Collect each line of the entries that holds the string "Ctrl".

::: SUPPLIED ENTRIES

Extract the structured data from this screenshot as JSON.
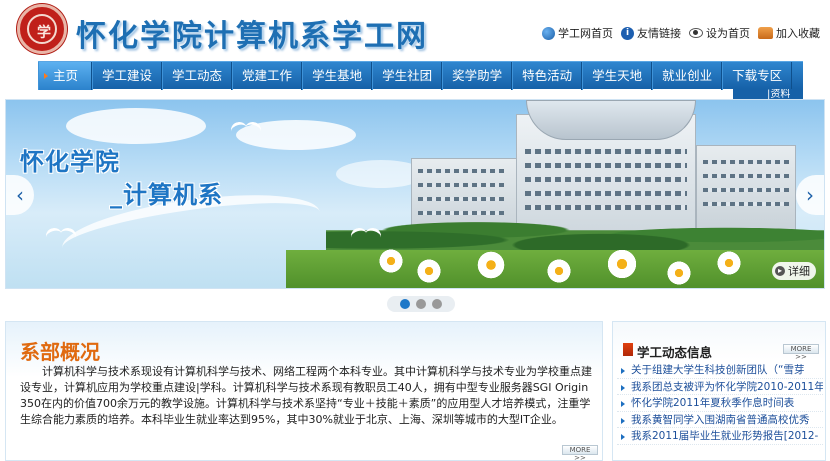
{
  "header": {
    "logo_glyph": "学",
    "site_title": "怀化学院计算机系学工网",
    "top_links": [
      {
        "label": "学工网首页",
        "icon": "home-globe-icon"
      },
      {
        "label": "友情链接",
        "icon": "info-icon"
      },
      {
        "label": "设为首页",
        "icon": "eye-icon"
      },
      {
        "label": "加入收藏",
        "icon": "favorites-icon"
      }
    ]
  },
  "nav": {
    "items": [
      "主页",
      "学工建设",
      "学工动态",
      "党建工作",
      "学生基地",
      "学生社团",
      "奖学助学",
      "特色活动",
      "学生天地",
      "就业创业",
      "下载专区"
    ],
    "overflow_label": "|资料"
  },
  "banner": {
    "text_line1": "怀化学院",
    "text_line2": "_计算机系",
    "prev_arrow": "‹",
    "next_arrow": "›",
    "detail_label": "详细",
    "detail_icon": "play-icon"
  },
  "slider": {
    "count": 3,
    "active": 1
  },
  "intro": {
    "title": "系部概况",
    "body": "计算机科学与技术系现设有计算机科学与技术、网络工程两个本科专业。其中计算机科学与技术专业为学校重点建设专业，计算机应用为学校重点建设|学科。计算机科学与技术系现有教职员工40人，拥有中型专业服务器SGI Origin 350在内的价值700余万元的教学设施。计算机科学与技术系坚持“专业＋技能＋素质”的应用型人才培养模式，注重学生综合能力素质的培养。本科毕业生就业率达到95%，其中30%就业于北京、上海、深圳等城市的大型IT企业。",
    "more_label": "MORE >>"
  },
  "news": {
    "title": "学工动态信息",
    "more_label": "MORE >>",
    "items": [
      "关于组建大学生科技创新团队（“雪芽",
      "我系团总支被评为怀化学院2010-2011年",
      "怀化学院2011年夏秋季作息时间表",
      "我系黄智同学入围湖南省普通高校优秀",
      "我系2011届毕业生就业形势报告[2012-"
    ]
  },
  "colors": {
    "brand_blue": "#1e6fb3",
    "nav_blue": "#1661a8",
    "accent_orange": "#e06a10",
    "link_blue": "#1d4f9a"
  }
}
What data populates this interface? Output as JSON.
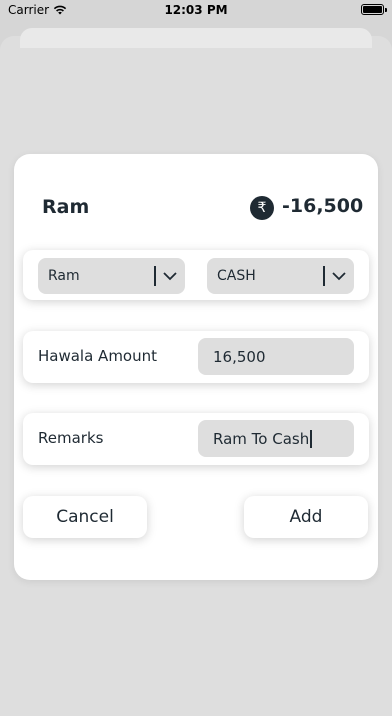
{
  "status_bar": {
    "carrier": "Carrier",
    "time": "12:03 PM"
  },
  "header": {
    "name": "Ram",
    "currency_symbol": "₹",
    "amount": "-16,500"
  },
  "dropdowns": {
    "from_value": "Ram",
    "to_value": "CASH"
  },
  "hawala": {
    "label": "Hawala Amount",
    "value": "16,500"
  },
  "remarks": {
    "label": "Remarks",
    "value": "Ram To Cash"
  },
  "buttons": {
    "cancel": "Cancel",
    "add": "Add"
  },
  "colors": {
    "primary": "#1f2a33",
    "field_bg": "#dedede",
    "backdrop": "#d6d6d6"
  },
  "icons": [
    "wifi-icon",
    "battery-icon",
    "rupee-icon",
    "chevron-down-icon"
  ]
}
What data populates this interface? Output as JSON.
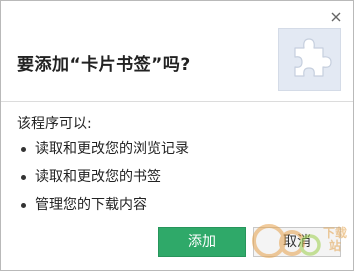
{
  "dialog": {
    "title": "要添加“卡片书签”吗?",
    "extension_icon": "puzzle-piece-icon",
    "close_icon": "close-icon"
  },
  "permissions": {
    "heading": "该程序可以:",
    "items": [
      {
        "label": "读取和更改您的浏览记录"
      },
      {
        "label": "读取和更改您的书签"
      },
      {
        "label": "管理您的下载内容"
      }
    ]
  },
  "buttons": {
    "add_label": "添加",
    "cancel_label": "取消"
  },
  "watermark": {
    "brand": "pc6",
    "line1": "下载",
    "line2": "站"
  },
  "colors": {
    "accent": "#2fa969",
    "icon_bg": "#e3e9f3",
    "icon_fg": "#ffffff"
  }
}
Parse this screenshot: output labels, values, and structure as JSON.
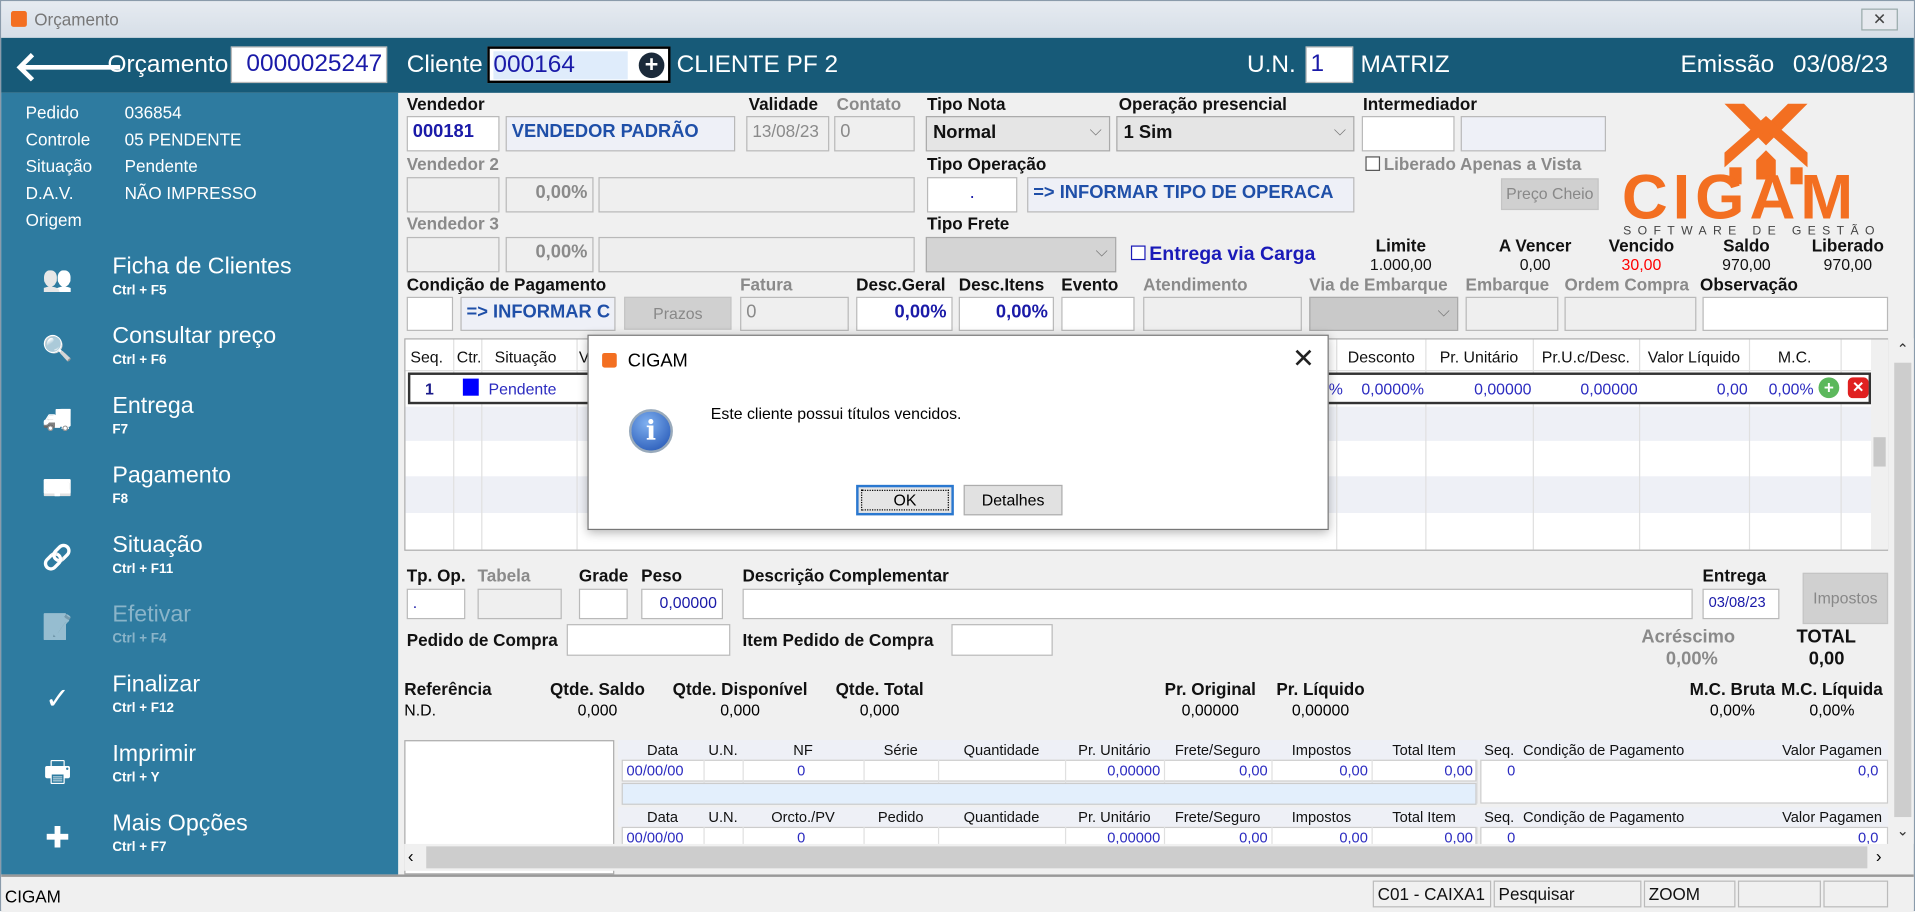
{
  "window": {
    "title": "Orçamento"
  },
  "header": {
    "orcamento_label": "Orçamento",
    "orcamento": "0000025247",
    "cliente_label": "Cliente",
    "cliente_code": "000164",
    "cliente_name": "CLIENTE PF 2",
    "un_label": "U.N.",
    "un": "1",
    "un_name": "MATRIZ",
    "emissao_label": "Emissão",
    "emissao": "03/08/23"
  },
  "info": [
    {
      "label": "Pedido",
      "value": "036854"
    },
    {
      "label": "Controle",
      "value": "05  PENDENTE"
    },
    {
      "label": "Situação",
      "value": "Pendente"
    },
    {
      "label": "D.A.V.",
      "value": "NÃO IMPRESSO"
    },
    {
      "label": "Origem",
      "value": ""
    }
  ],
  "menu": [
    {
      "label": "Ficha de Clientes",
      "shortcut": "Ctrl + F5",
      "icon": "users-icon"
    },
    {
      "label": "Consultar preço",
      "shortcut": "Ctrl + F6",
      "icon": "price-search-icon"
    },
    {
      "label": "Entrega",
      "shortcut": "F7",
      "icon": "truck-icon"
    },
    {
      "label": "Pagamento",
      "shortcut": "F8",
      "icon": "money-icon"
    },
    {
      "label": "Situação",
      "shortcut": "Ctrl + F11",
      "icon": "status-link-icon"
    },
    {
      "label": "Efetivar",
      "shortcut": "Ctrl + F4",
      "icon": "document-check-icon",
      "disabled": true
    },
    {
      "label": "Finalizar",
      "shortcut": "Ctrl + F12",
      "icon": "check-icon"
    },
    {
      "label": "Imprimir",
      "shortcut": "Ctrl + Y",
      "icon": "printer-icon"
    },
    {
      "label": "Mais Opções",
      "shortcut": "Ctrl + F7",
      "icon": "plus-icon"
    }
  ],
  "form": {
    "vendedor_label": "Vendedor",
    "vendedor_code": "000181",
    "vendedor_name": "VENDEDOR PADRÃO",
    "validade_label": "Validade",
    "validade": "13/08/23",
    "contato_label": "Contato",
    "contato": "0",
    "tipo_nota_label": "Tipo Nota",
    "tipo_nota": "Normal",
    "operacao_label": "Operação presencial",
    "operacao": "1 Sim",
    "intermediador_label": "Intermediador",
    "liberado_vista_label": "Liberado Apenas a Vista",
    "preco_cheio": "Preço Cheio",
    "vendedor2_label": "Vendedor 2",
    "vendedor2_pct": "0,00%",
    "tipo_operacao_label": "Tipo Operação",
    "tipo_operacao_code": ".",
    "tipo_operacao_name": "=> INFORMAR TIPO DE OPERACA",
    "vendedor3_label": "Vendedor 3",
    "vendedor3_pct": "0,00%",
    "tipo_frete_label": "Tipo Frete",
    "entrega_carga_label": "Entrega via Carga",
    "condicao_label": "Condição de Pagamento",
    "condicao_name": "=> INFORMAR C",
    "prazos": "Prazos",
    "fatura_label": "Fatura",
    "fatura": "0",
    "desc_geral_label": "Desc.Geral",
    "desc_geral": "0,00%",
    "desc_itens_label": "Desc.Itens",
    "desc_itens": "0,00%",
    "evento_label": "Evento",
    "atendimento_label": "Atendimento",
    "via_embarque_label": "Via de Embarque",
    "embarque_label": "Embarque",
    "ordem_compra_label": "Ordem Compra",
    "observacao_label": "Observação"
  },
  "credit": [
    {
      "label": "Limite",
      "value": "1.000,00"
    },
    {
      "label": "A Vencer",
      "value": "0,00"
    },
    {
      "label": "Vencido",
      "value": "30,00",
      "color": "#ff0000"
    },
    {
      "label": "Saldo",
      "value": "970,00"
    },
    {
      "label": "Liberado",
      "value": "970,00"
    }
  ],
  "logo": {
    "name": "CIGAM",
    "tagline": "SOFTWARE DE GESTÃO",
    "color": "#f36f21"
  },
  "grid": {
    "headers_left": [
      "Seq.",
      "Ctr.",
      "Situação",
      "V"
    ],
    "headers_right": [
      "Desconto",
      "Pr. Unitário",
      "Pr.U.c/Desc.",
      "Valor Líquido",
      "M.C."
    ],
    "row": {
      "seq": "1",
      "status_color": "#0000ff",
      "situacao": "Pendente",
      "partial": "%",
      "desconto": "0,0000%",
      "pr_unitario": "0,00000",
      "pr_desc": "0,00000",
      "valor_liquido": "0,00",
      "mc": "0,00%"
    }
  },
  "dialog": {
    "title": "CIGAM",
    "message": "Este cliente possui títulos vencidos.",
    "ok": "OK",
    "details": "Detalhes"
  },
  "item": {
    "tp_op_label": "Tp. Op.",
    "tp_op": ".",
    "tabela_label": "Tabela",
    "grade_label": "Grade",
    "peso_label": "Peso",
    "peso": "0,00000",
    "desc_comp_label": "Descrição Complementar",
    "entrega_label": "Entrega",
    "entrega": "03/08/23",
    "impostos": "Impostos",
    "pedido_compra_label": "Pedido de Compra",
    "item_pedido_label": "Item Pedido de Compra",
    "acrescimo_label": "Acréscimo",
    "acrescimo": "0,00%",
    "total_label": "TOTAL",
    "total": "0,00"
  },
  "stock": [
    {
      "label": "Referência",
      "value": "N.D."
    },
    {
      "label": "Qtde. Saldo",
      "value": "0,000"
    },
    {
      "label": "Qtde. Disponível",
      "value": "0,000"
    },
    {
      "label": "Qtde. Total",
      "value": "0,000"
    },
    {
      "label": "Pr. Original",
      "value": "0,00000"
    },
    {
      "label": "Pr. Líquido",
      "value": "0,00000"
    },
    {
      "label": "M.C. Bruta",
      "value": "0,00%"
    },
    {
      "label": "M.C. Líquida",
      "value": "0,00%"
    }
  ],
  "history1": {
    "headers": [
      "Data",
      "U.N.",
      "NF",
      "Série",
      "Quantidade",
      "Pr. Unitário",
      "Frete/Seguro",
      "Impostos",
      "Total Item"
    ],
    "row": [
      "00/00/00",
      "",
      "0",
      "",
      "",
      "0,00000",
      "0,00",
      "0,00",
      "0,00"
    ]
  },
  "history2": {
    "headers": [
      "Data",
      "U.N.",
      "Orcto./PV",
      "Pedido",
      "Quantidade",
      "Pr. Unitário",
      "Frete/Seguro",
      "Impostos",
      "Total Item"
    ],
    "row": [
      "00/00/00",
      "",
      "0",
      "",
      "",
      "0,00000",
      "0,00",
      "0,00",
      "0,00"
    ]
  },
  "payments": {
    "headers": [
      "Seq.",
      "Condição de Pagamento",
      "Valor Pagamen"
    ],
    "row": [
      "0",
      "",
      "0,0"
    ]
  },
  "status": {
    "app": "CIGAM",
    "caixa": "C01 - CAIXA1",
    "mode": "Pesquisar",
    "zoom": "ZOOM"
  }
}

::::::

== THE COMPLETED TASK ==
      "shortcut": "Ctrl + F5",
      "shortcut": "Ctrl + F6",
      "shortcut": "Ctrl + F11",
      "shortcut": "Ctrl + F4",
      "shortcut": "Ctrl + F12",
      "shortcut": "Ctrl + Y",
      "shortcut": "Ctrl + F7",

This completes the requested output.